[Task]:
Repeat everything in the material from the line containing "X-axis label: 9: 9 <box>83 643 97 662</box>" down to the line containing "X-axis label: 5: 5 <box>83 423 97 442</box>", both included, and give nothing else.

[Stored rows]:
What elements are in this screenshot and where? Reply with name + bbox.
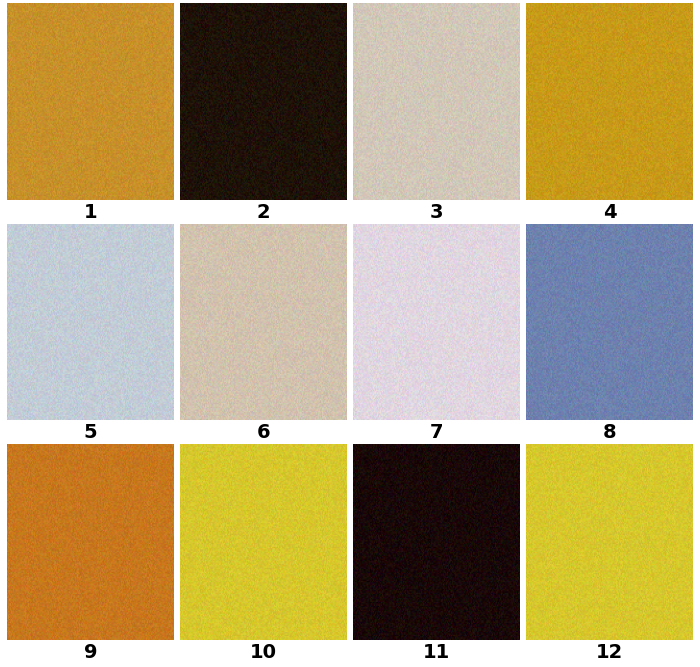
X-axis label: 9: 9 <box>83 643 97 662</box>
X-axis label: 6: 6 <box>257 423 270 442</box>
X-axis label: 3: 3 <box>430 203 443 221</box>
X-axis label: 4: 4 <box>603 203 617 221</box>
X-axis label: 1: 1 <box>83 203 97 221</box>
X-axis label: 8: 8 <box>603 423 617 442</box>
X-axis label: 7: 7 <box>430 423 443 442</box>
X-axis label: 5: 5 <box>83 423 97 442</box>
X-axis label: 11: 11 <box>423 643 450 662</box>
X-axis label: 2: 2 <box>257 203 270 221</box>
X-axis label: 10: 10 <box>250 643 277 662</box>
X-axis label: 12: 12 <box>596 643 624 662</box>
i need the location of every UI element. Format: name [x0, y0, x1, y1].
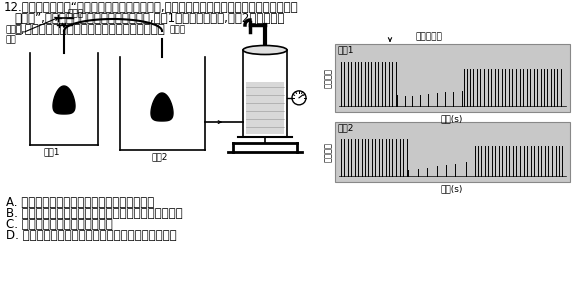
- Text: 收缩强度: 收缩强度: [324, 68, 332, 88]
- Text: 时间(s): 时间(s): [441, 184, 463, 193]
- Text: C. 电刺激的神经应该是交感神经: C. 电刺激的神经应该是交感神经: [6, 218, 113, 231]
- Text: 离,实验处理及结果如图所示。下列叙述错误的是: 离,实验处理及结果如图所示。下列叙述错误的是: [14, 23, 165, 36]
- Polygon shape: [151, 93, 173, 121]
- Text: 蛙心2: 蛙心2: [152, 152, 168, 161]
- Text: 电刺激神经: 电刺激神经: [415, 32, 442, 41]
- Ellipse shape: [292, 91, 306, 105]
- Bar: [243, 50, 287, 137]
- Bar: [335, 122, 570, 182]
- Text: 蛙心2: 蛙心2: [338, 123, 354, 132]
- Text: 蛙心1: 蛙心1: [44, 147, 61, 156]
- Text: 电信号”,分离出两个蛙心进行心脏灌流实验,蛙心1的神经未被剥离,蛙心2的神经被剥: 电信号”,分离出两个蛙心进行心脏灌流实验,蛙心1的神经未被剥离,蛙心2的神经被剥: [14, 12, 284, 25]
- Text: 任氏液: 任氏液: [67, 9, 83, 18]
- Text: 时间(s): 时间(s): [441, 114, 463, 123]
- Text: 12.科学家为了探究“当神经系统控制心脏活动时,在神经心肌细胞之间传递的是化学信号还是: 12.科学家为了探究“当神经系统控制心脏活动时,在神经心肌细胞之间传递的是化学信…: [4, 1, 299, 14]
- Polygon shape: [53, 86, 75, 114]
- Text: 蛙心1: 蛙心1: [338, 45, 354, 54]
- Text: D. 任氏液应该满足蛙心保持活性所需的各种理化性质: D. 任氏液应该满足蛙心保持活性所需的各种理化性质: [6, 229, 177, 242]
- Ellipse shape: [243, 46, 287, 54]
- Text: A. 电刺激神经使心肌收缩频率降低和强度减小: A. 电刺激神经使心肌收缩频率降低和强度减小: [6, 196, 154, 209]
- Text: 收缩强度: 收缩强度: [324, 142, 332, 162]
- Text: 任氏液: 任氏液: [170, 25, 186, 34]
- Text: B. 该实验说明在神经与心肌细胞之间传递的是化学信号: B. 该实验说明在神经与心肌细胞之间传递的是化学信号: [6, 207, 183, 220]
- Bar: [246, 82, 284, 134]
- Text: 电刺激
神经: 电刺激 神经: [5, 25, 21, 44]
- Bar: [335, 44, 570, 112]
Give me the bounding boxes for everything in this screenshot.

[Full response]:
X-axis label: 9: 9 <box>83 643 97 662</box>
X-axis label: 6: 6 <box>257 423 270 442</box>
X-axis label: 3: 3 <box>430 203 443 221</box>
X-axis label: 4: 4 <box>603 203 617 221</box>
X-axis label: 1: 1 <box>83 203 97 221</box>
X-axis label: 8: 8 <box>603 423 617 442</box>
X-axis label: 7: 7 <box>430 423 443 442</box>
X-axis label: 5: 5 <box>83 423 97 442</box>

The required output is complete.